Reproduce the listing exactly and skip over any pictures.

[Dataset rows about figures]
* * *

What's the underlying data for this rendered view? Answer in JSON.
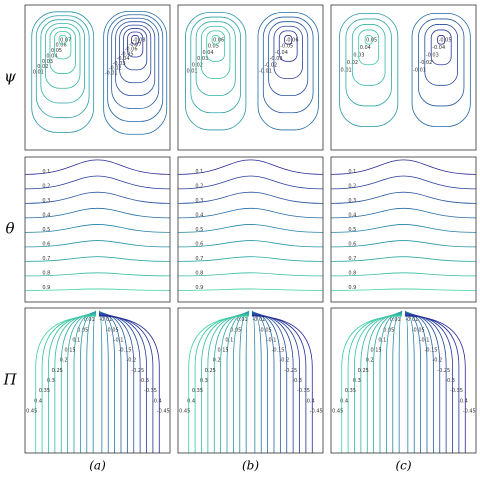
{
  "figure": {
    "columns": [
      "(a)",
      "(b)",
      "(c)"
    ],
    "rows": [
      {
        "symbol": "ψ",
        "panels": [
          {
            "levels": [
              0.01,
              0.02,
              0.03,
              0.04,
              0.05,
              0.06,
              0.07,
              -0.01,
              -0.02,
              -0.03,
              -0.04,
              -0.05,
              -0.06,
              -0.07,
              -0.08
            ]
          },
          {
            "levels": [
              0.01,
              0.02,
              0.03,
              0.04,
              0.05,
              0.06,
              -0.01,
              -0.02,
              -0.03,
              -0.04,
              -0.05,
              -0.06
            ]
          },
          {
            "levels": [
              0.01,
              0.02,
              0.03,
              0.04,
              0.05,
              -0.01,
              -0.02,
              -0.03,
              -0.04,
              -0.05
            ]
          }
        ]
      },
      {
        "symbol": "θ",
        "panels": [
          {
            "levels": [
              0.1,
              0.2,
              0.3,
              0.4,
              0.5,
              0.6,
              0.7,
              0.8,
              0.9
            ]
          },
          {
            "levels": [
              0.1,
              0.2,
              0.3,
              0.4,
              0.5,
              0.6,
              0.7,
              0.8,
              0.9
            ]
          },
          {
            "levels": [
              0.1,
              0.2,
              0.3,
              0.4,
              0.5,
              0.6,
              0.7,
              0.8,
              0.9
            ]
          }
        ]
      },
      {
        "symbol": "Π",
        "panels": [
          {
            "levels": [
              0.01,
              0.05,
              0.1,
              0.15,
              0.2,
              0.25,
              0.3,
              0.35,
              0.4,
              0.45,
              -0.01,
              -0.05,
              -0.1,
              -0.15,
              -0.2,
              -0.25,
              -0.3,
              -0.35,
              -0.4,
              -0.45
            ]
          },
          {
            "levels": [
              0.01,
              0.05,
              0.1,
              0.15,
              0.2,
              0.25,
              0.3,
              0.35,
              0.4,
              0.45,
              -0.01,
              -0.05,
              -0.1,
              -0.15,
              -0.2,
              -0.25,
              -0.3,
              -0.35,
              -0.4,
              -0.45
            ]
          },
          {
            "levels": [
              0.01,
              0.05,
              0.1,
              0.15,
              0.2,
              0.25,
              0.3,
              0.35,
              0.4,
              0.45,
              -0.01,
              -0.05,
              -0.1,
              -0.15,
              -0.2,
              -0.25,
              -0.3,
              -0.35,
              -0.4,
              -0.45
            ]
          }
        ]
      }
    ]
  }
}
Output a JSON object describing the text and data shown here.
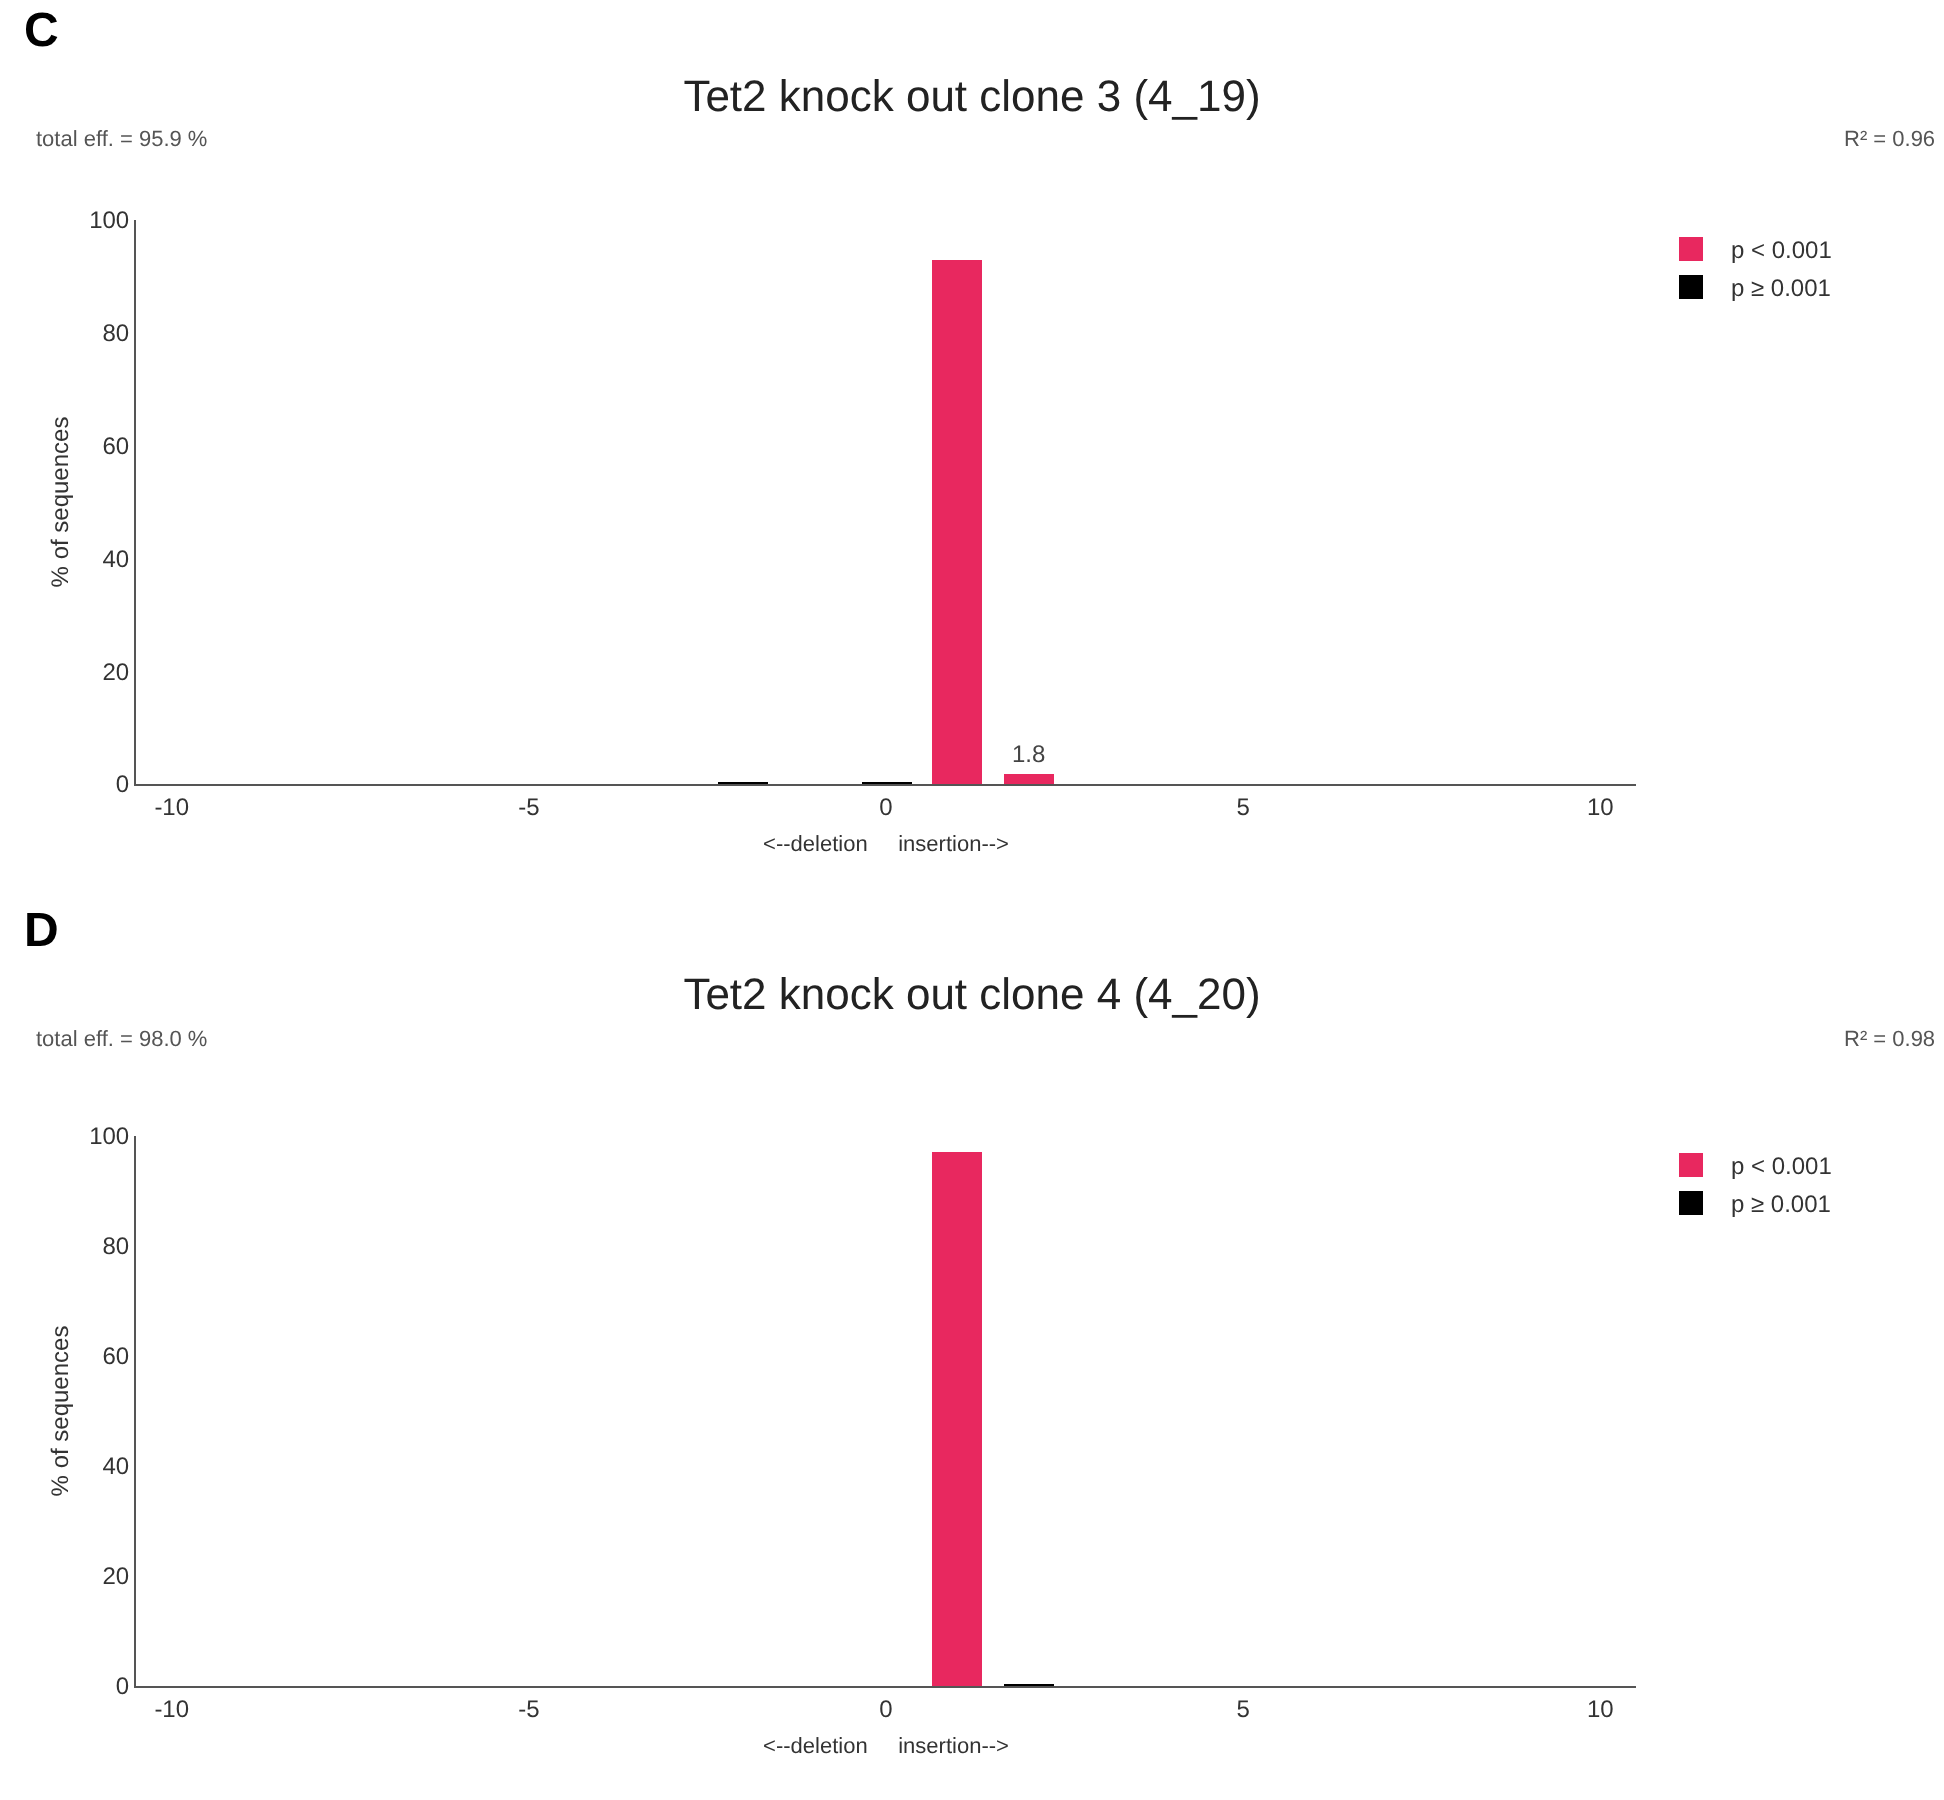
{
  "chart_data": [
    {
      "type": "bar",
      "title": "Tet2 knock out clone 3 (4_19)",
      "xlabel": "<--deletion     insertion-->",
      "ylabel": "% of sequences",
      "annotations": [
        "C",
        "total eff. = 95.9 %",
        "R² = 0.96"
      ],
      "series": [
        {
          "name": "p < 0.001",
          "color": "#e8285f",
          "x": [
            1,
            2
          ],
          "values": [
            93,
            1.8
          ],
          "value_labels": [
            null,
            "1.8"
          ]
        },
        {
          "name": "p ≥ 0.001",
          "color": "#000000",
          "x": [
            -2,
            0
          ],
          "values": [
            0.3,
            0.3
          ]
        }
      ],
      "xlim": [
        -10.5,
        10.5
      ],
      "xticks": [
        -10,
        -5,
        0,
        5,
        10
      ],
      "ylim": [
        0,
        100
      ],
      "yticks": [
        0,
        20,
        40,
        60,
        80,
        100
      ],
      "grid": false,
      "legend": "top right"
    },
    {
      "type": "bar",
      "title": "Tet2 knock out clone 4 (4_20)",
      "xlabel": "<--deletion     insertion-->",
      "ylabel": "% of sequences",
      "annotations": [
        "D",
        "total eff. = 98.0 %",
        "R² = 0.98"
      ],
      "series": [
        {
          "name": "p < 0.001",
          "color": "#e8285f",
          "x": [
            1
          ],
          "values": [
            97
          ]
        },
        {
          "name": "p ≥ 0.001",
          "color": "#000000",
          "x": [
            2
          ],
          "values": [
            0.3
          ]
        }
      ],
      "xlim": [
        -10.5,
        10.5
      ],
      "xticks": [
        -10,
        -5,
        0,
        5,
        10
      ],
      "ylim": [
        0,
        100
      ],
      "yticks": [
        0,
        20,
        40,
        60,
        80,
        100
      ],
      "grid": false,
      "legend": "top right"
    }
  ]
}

* * *

Finished answer:
What's the underlying data for this rendered view? Answer in JSON.
{
  "figure": {
    "columns": [
      "(a)",
      "(b)",
      "(c)"
    ],
    "rows": [
      {
        "symbol": "ψ",
        "panels": [
          {
            "levels": [
              0.01,
              0.02,
              0.03,
              0.04,
              0.05,
              0.06,
              0.07,
              -0.01,
              -0.02,
              -0.03,
              -0.04,
              -0.05,
              -0.06,
              -0.07,
              -0.08
            ]
          },
          {
            "levels": [
              0.01,
              0.02,
              0.03,
              0.04,
              0.05,
              0.06,
              -0.01,
              -0.02,
              -0.03,
              -0.04,
              -0.05,
              -0.06
            ]
          },
          {
            "levels": [
              0.01,
              0.02,
              0.03,
              0.04,
              0.05,
              -0.01,
              -0.02,
              -0.03,
              -0.04,
              -0.05
            ]
          }
        ]
      },
      {
        "symbol": "θ",
        "panels": [
          {
            "levels": [
              0.1,
              0.2,
              0.3,
              0.4,
              0.5,
              0.6,
              0.7,
              0.8,
              0.9
            ]
          },
          {
            "levels": [
              0.1,
              0.2,
              0.3,
              0.4,
              0.5,
              0.6,
              0.7,
              0.8,
              0.9
            ]
          },
          {
            "levels": [
              0.1,
              0.2,
              0.3,
              0.4,
              0.5,
              0.6,
              0.7,
              0.8,
              0.9
            ]
          }
        ]
      },
      {
        "symbol": "Π",
        "panels": [
          {
            "levels": [
              0.01,
              0.05,
              0.1,
              0.15,
              0.2,
              0.25,
              0.3,
              0.35,
              0.4,
              0.45,
              -0.01,
              -0.05,
              -0.1,
              -0.15,
              -0.2,
              -0.25,
              -0.3,
              -0.35,
              -0.4,
              -0.45
            ]
          },
          {
            "levels": [
              0.01,
              0.05,
              0.1,
              0.15,
              0.2,
              0.25,
              0.3,
              0.35,
              0.4,
              0.45,
              -0.01,
              -0.05,
              -0.1,
              -0.15,
              -0.2,
              -0.25,
              -0.3,
              -0.35,
              -0.4,
              -0.45
            ]
          },
          {
            "levels": [
              0.01,
              0.05,
              0.1,
              0.15,
              0.2,
              0.25,
              0.3,
              0.35,
              0.4,
              0.45,
              -0.01,
              -0.05,
              -0.1,
              -0.15,
              -0.2,
              -0.25,
              -0.3,
              -0.35,
              -0.4,
              -0.45
            ]
          }
        ]
      }
    ]
  }
}
Output a JSON object describing the text and data shown here.
{
  "chart_data": [
    {
      "type": "bar",
      "title": "Tet2 knock out clone 3 (4_19)",
      "xlabel": "<--deletion     insertion-->",
      "ylabel": "% of sequences",
      "annotations": [
        "C",
        "total eff. = 95.9 %",
        "R² = 0.96"
      ],
      "series": [
        {
          "name": "p < 0.001",
          "color": "#e8285f",
          "x": [
            1,
            2
          ],
          "values": [
            93,
            1.8
          ],
          "value_labels": [
            null,
            "1.8"
          ]
        },
        {
          "name": "p ≥ 0.001",
          "color": "#000000",
          "x": [
            -2,
            0
          ],
          "values": [
            0.3,
            0.3
          ]
        }
      ],
      "xlim": [
        -10.5,
        10.5
      ],
      "xticks": [
        -10,
        -5,
        0,
        5,
        10
      ],
      "ylim": [
        0,
        100
      ],
      "yticks": [
        0,
        20,
        40,
        60,
        80,
        100
      ],
      "grid": false,
      "legend": "top right"
    },
    {
      "type": "bar",
      "title": "Tet2 knock out clone 4 (4_20)",
      "xlabel": "<--deletion     insertion-->",
      "ylabel": "% of sequences",
      "annotations": [
        "D",
        "total eff. = 98.0 %",
        "R² = 0.98"
      ],
      "series": [
        {
          "name": "p < 0.001",
          "color": "#e8285f",
          "x": [
            1
          ],
          "values": [
            97
          ]
        },
        {
          "name": "p ≥ 0.001",
          "color": "#000000",
          "x": [
            2
          ],
          "values": [
            0.3
          ]
        }
      ],
      "xlim": [
        -10.5,
        10.5
      ],
      "xticks": [
        -10,
        -5,
        0,
        5,
        10
      ],
      "ylim": [
        0,
        100
      ],
      "yticks": [
        0,
        20,
        40,
        60,
        80,
        100
      ],
      "grid": false,
      "legend": "top right"
    }
  ]
}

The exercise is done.